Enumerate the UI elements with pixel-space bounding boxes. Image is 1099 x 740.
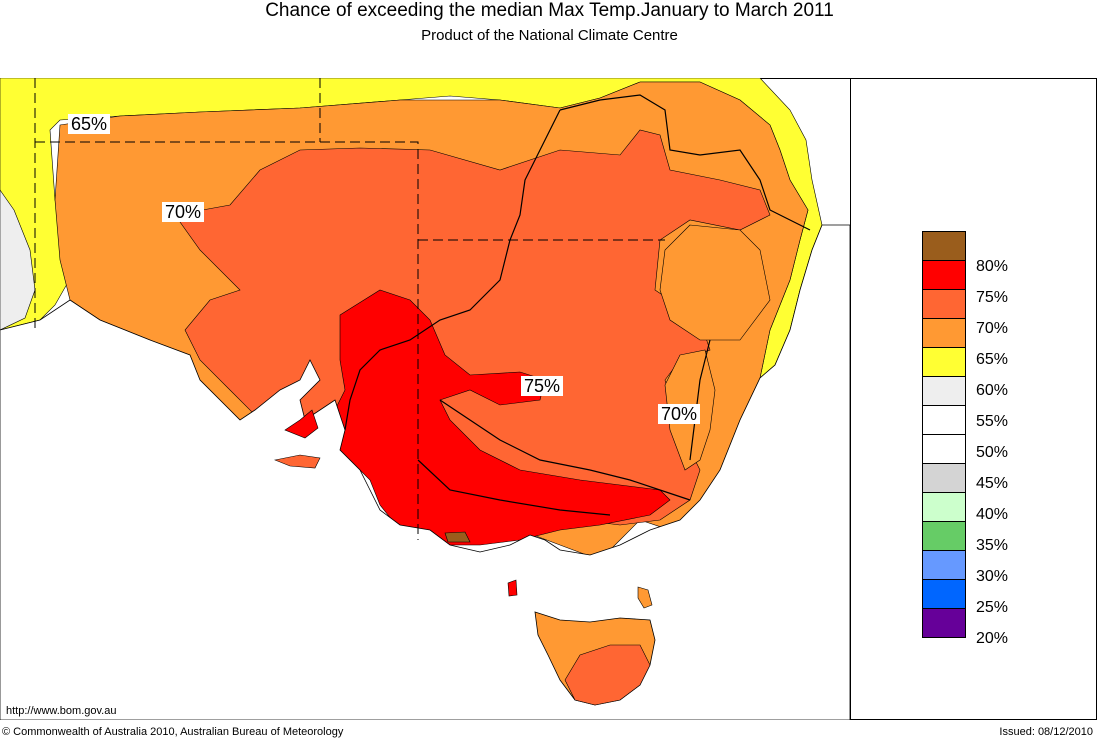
_ _ _ _ _
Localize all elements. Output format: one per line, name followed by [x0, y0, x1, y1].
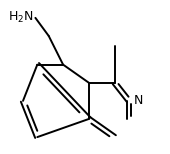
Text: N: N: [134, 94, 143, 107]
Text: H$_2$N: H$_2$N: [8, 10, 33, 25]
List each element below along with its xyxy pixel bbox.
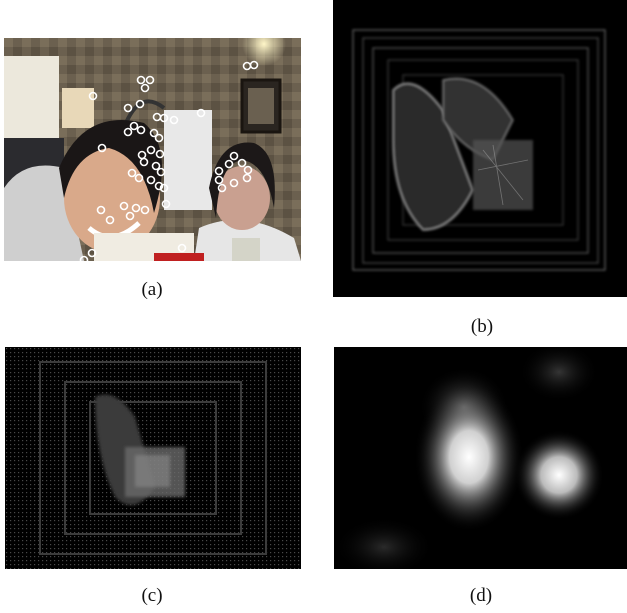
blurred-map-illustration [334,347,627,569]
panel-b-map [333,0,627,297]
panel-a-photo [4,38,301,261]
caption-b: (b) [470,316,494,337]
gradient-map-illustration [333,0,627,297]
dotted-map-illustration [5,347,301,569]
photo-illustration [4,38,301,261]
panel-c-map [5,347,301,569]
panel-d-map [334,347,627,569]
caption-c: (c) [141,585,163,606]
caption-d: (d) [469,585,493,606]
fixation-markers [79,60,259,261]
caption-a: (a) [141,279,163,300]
_ _ _ _ _
Task statement.
Please copy out the material above, from the line containing "Localize all elements." up to and including the line containing "caption-a: (a) [141,279,163,300]", leaving out the pictures.

Response.
Localize all elements. Output format: one per line, name followed by [x0, y0, x1, y1].
Text: N: N: [134, 94, 143, 107]
Text: H$_2$N: H$_2$N: [8, 10, 33, 25]
List each element below along with its xyxy pixel bbox.
blurred-map-illustration [334,347,627,569]
panel-b-map [333,0,627,297]
panel-a-photo [4,38,301,261]
caption-b: (b) [470,316,494,337]
gradient-map-illustration [333,0,627,297]
dotted-map-illustration [5,347,301,569]
photo-illustration [4,38,301,261]
panel-c-map [5,347,301,569]
panel-d-map [334,347,627,569]
caption-c: (c) [141,585,163,606]
caption-d: (d) [469,585,493,606]
fixation-markers [79,60,259,261]
caption-a: (a) [141,279,163,300]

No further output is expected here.